**TASK DETAILS**
Please restate each entry that follows word for word.

**DATASET RECORDS**
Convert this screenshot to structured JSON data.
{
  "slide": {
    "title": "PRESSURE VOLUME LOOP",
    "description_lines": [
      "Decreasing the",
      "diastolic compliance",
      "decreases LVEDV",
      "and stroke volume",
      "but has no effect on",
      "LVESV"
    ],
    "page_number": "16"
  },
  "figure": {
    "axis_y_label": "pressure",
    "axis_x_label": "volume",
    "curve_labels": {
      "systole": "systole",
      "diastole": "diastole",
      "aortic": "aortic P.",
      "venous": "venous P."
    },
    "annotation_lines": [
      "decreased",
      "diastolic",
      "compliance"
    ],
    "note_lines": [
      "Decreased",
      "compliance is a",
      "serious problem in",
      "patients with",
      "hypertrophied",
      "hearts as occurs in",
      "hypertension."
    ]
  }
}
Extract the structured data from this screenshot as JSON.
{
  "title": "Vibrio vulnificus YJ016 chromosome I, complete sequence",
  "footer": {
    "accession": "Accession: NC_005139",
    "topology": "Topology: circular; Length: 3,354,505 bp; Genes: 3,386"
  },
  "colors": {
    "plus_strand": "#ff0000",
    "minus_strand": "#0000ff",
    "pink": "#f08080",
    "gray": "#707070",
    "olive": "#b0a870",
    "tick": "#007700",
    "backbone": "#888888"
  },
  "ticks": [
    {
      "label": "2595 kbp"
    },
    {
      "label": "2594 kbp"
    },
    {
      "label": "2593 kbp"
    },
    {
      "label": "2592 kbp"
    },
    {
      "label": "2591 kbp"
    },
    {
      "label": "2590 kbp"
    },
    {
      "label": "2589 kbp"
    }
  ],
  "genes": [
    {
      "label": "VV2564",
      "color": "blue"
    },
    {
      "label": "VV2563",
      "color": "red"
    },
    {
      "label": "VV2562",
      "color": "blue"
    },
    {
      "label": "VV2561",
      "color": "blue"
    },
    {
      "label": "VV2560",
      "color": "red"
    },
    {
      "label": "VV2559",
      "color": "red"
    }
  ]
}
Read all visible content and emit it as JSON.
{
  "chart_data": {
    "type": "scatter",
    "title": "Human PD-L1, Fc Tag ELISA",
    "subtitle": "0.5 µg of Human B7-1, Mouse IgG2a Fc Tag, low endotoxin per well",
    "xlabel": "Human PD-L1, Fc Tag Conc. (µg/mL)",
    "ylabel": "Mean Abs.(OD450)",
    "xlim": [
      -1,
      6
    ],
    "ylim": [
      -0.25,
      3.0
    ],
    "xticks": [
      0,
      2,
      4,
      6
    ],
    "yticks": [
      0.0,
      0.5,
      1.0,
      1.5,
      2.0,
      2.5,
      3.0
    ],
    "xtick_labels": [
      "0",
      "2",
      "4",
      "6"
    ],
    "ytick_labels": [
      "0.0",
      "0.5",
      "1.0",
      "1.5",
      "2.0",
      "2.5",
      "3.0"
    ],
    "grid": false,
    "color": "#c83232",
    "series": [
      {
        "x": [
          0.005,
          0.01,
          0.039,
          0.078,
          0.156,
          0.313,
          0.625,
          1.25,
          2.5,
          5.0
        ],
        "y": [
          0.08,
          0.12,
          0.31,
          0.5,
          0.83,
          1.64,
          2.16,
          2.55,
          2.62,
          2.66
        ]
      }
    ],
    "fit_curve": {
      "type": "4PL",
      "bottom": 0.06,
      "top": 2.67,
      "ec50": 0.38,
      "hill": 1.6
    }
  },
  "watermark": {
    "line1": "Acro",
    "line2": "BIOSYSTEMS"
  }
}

**SOLUTION FOR THIS EXERCISE**
Convert this screenshot to structured JSON data.
{
  "slide": {
    "title": "PRESSURE VOLUME LOOP",
    "description_lines": [
      "Decreasing the",
      "diastolic compliance",
      "decreases LVEDV",
      "and stroke volume",
      "but has no effect on",
      "LVESV"
    ],
    "page_number": "16"
  },
  "figure": {
    "axis_y_label": "pressure",
    "axis_x_label": "volume",
    "curve_labels": {
      "systole": "systole",
      "diastole": "diastole",
      "aortic": "aortic P.",
      "venous": "venous P."
    },
    "annotation_lines": [
      "decreased",
      "diastolic",
      "compliance"
    ],
    "note_lines": [
      "Decreased",
      "compliance is a",
      "serious problem in",
      "patients with",
      "hypertrophied",
      "hearts as occurs in",
      "hypertension."
    ]
  }
}
Extract the structured data from this screenshot as JSON.
{
  "title": "Vibrio vulnificus YJ016 chromosome I, complete sequence",
  "footer": {
    "accession": "Accession: NC_005139",
    "topology": "Topology: circular; Length: 3,354,505 bp; Genes: 3,386"
  },
  "colors": {
    "plus_strand": "#ff0000",
    "minus_strand": "#0000ff",
    "pink": "#f08080",
    "gray": "#707070",
    "olive": "#b0a870",
    "tick": "#007700",
    "backbone": "#888888"
  },
  "ticks": [
    {
      "label": "2595 kbp"
    },
    {
      "label": "2594 kbp"
    },
    {
      "label": "2593 kbp"
    },
    {
      "label": "2592 kbp"
    },
    {
      "label": "2591 kbp"
    },
    {
      "label": "2590 kbp"
    },
    {
      "label": "2589 kbp"
    }
  ],
  "genes": [
    {
      "label": "VV2564",
      "color": "blue"
    },
    {
      "label": "VV2563",
      "color": "red"
    },
    {
      "label": "VV2562",
      "color": "blue"
    },
    {
      "label": "VV2561",
      "color": "blue"
    },
    {
      "label": "VV2560",
      "color": "red"
    },
    {
      "label": "VV2559",
      "color": "red"
    }
  ]
}
Read all visible content and emit it as JSON.
{
  "chart_data": {
    "type": "scatter",
    "title": "Human PD-L1, Fc Tag ELISA",
    "subtitle": "0.5 µg of Human B7-1, Mouse IgG2a Fc Tag, low endotoxin per well",
    "xlabel": "Human PD-L1, Fc Tag Conc. (µg/mL)",
    "ylabel": "Mean Abs.(OD450)",
    "xlim": [
      -1,
      6
    ],
    "ylim": [
      -0.25,
      3.0
    ],
    "xticks": [
      0,
      2,
      4,
      6
    ],
    "yticks": [
      0.0,
      0.5,
      1.0,
      1.5,
      2.0,
      2.5,
      3.0
    ],
    "xtick_labels": [
      "0",
      "2",
      "4",
      "6"
    ],
    "ytick_labels": [
      "0.0",
      "0.5",
      "1.0",
      "1.5",
      "2.0",
      "2.5",
      "3.0"
    ],
    "grid": false,
    "color": "#c83232",
    "series": [
      {
        "x": [
          0.005,
          0.01,
          0.039,
          0.078,
          0.156,
          0.313,
          0.625,
          1.25,
          2.5,
          5.0
        ],
        "y": [
          0.08,
          0.12,
          0.31,
          0.5,
          0.83,
          1.64,
          2.16,
          2.55,
          2.62,
          2.66
        ]
      }
    ],
    "fit_curve": {
      "type": "4PL",
      "bottom": 0.06,
      "top": 2.67,
      "ec50": 0.38,
      "hill": 1.6
    }
  },
  "watermark": {
    "line1": "Acro",
    "line2": "BIOSYSTEMS"
  }
}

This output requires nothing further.